In the records that follow, locate every line with "Familie" and extract it.
**********
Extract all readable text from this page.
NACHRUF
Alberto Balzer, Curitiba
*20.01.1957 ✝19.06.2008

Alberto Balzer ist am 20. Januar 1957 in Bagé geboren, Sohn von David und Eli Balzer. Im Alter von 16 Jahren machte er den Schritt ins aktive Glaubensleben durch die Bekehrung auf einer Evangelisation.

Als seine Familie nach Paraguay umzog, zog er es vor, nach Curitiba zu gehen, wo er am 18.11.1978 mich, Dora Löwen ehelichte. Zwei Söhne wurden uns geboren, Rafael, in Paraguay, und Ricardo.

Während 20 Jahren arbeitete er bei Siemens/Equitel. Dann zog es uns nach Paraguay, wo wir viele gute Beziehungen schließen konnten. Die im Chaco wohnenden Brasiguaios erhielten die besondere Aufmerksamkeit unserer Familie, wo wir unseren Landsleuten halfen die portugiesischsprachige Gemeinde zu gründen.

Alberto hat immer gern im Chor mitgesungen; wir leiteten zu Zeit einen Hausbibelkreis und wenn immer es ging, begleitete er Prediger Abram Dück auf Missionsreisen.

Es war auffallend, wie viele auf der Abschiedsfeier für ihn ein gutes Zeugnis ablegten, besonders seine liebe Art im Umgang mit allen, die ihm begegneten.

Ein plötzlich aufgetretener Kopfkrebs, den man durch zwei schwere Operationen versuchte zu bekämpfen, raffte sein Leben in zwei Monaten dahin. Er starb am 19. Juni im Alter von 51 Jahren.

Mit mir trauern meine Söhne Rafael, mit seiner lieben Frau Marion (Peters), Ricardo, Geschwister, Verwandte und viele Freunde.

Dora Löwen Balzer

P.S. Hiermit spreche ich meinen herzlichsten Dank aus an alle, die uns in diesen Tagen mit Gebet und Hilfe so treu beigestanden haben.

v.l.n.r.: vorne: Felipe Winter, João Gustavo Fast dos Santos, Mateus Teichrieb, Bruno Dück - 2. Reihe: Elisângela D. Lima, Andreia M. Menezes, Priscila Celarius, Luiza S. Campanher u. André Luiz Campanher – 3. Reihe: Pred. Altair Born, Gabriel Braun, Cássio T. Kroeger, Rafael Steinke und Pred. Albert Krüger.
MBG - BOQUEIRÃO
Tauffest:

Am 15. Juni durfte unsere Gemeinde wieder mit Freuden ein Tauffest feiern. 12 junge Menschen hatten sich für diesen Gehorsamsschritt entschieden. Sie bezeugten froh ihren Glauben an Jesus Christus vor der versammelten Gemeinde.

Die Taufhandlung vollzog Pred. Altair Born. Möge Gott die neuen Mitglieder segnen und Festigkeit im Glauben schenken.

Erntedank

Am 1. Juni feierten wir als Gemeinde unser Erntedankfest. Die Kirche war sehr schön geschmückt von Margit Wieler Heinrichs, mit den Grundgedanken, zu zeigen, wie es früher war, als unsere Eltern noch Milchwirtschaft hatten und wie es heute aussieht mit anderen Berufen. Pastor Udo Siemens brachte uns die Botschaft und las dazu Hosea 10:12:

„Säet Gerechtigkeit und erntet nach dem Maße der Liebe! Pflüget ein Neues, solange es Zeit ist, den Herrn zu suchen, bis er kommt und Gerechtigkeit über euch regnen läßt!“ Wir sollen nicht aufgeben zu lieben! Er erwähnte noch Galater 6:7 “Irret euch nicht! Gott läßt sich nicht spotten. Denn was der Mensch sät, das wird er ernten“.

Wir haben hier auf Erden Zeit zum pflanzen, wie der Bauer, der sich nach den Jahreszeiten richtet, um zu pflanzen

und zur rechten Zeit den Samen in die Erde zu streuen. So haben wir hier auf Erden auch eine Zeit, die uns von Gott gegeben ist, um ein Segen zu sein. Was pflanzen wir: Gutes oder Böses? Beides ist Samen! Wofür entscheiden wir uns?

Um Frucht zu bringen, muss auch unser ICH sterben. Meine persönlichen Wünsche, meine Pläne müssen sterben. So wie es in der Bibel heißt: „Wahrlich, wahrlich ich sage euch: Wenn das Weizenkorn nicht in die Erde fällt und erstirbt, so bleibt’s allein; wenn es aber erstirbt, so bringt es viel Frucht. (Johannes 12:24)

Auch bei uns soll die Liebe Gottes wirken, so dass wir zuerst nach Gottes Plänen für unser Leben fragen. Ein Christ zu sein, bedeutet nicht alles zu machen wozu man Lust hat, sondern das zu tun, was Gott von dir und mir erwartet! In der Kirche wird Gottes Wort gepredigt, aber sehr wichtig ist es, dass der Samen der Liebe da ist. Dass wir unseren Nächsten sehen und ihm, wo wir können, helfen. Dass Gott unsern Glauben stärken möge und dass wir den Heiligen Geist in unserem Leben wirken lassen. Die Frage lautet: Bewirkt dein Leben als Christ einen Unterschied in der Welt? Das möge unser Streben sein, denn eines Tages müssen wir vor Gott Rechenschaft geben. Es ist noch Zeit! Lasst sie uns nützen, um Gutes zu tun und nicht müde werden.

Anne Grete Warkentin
**********
> [Solution to this exercise]:
Als seine Familie nach Paraguay umzog, zog er es vor, nach Curitiba zu gehen, wo er am 18.11.1978 mich, Dora Löwen ehelichte. Zwei Söhne wurden uns geboren, Rafael, in Paraguay, und Ricardo.
Während 20 Jahren arbeitete er bei Siemens/Equitel. Dann zog es uns nach Paraguay, wo wir viele gute Beziehungen schließen konnten. Die im Chaco wohnenden Brasiguaios erhielten die besondere Aufmerksamkeit unserer Familie, wo wir unseren Landsleuten halfen die portugiesischsprachige Gemeinde zu gründen.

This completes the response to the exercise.